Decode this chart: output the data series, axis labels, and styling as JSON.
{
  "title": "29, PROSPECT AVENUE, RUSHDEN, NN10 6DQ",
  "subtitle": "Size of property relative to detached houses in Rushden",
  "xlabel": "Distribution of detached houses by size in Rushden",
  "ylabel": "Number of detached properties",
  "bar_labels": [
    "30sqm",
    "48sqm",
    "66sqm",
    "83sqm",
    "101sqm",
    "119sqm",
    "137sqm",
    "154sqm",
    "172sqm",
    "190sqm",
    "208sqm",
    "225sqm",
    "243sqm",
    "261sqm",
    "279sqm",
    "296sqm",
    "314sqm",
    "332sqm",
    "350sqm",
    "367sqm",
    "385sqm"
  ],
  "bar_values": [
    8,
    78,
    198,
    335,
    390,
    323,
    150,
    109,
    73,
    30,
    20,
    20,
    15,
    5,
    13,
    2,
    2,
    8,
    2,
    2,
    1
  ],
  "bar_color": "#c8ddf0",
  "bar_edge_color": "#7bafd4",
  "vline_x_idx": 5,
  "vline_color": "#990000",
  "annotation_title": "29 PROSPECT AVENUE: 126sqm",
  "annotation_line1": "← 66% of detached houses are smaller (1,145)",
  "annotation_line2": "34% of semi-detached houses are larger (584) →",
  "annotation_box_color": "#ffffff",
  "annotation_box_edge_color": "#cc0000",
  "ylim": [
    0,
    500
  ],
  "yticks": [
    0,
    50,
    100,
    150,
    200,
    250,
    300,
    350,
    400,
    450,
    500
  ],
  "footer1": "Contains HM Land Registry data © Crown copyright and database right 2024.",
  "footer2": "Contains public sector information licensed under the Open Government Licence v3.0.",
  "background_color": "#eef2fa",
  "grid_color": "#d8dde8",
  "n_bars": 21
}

★ ★ ★ ★ ★

▶ **Exercise**
Reproduce the entries above in full by retyping them exactly.

▶ **Written solution**
Decode this chart: output the data series, axis labels, and styling as JSON.
{
  "title": "29, PROSPECT AVENUE, RUSHDEN, NN10 6DQ",
  "subtitle": "Size of property relative to detached houses in Rushden",
  "xlabel": "Distribution of detached houses by size in Rushden",
  "ylabel": "Number of detached properties",
  "bar_labels": [
    "30sqm",
    "48sqm",
    "66sqm",
    "83sqm",
    "101sqm",
    "119sqm",
    "137sqm",
    "154sqm",
    "172sqm",
    "190sqm",
    "208sqm",
    "225sqm",
    "243sqm",
    "261sqm",
    "279sqm",
    "296sqm",
    "314sqm",
    "332sqm",
    "350sqm",
    "367sqm",
    "385sqm"
  ],
  "bar_values": [
    8,
    78,
    198,
    335,
    390,
    323,
    150,
    109,
    73,
    30,
    20,
    20,
    15,
    5,
    13,
    2,
    2,
    8,
    2,
    2,
    1
  ],
  "bar_color": "#c8ddf0",
  "bar_edge_color": "#7bafd4",
  "vline_x_idx": 5,
  "vline_color": "#990000",
  "annotation_title": "29 PROSPECT AVENUE: 126sqm",
  "annotation_line1": "← 66% of detached houses are smaller (1,145)",
  "annotation_line2": "34% of semi-detached houses are larger (584) →",
  "annotation_box_color": "#ffffff",
  "annotation_box_edge_color": "#cc0000",
  "ylim": [
    0,
    500
  ],
  "yticks": [
    0,
    50,
    100,
    150,
    200,
    250,
    300,
    350,
    400,
    450,
    500
  ],
  "footer1": "Contains HM Land Registry data © Crown copyright and database right 2024.",
  "footer2": "Contains public sector information licensed under the Open Government Licence v3.0.",
  "background_color": "#eef2fa",
  "grid_color": "#d8dde8",
  "n_bars": 21
}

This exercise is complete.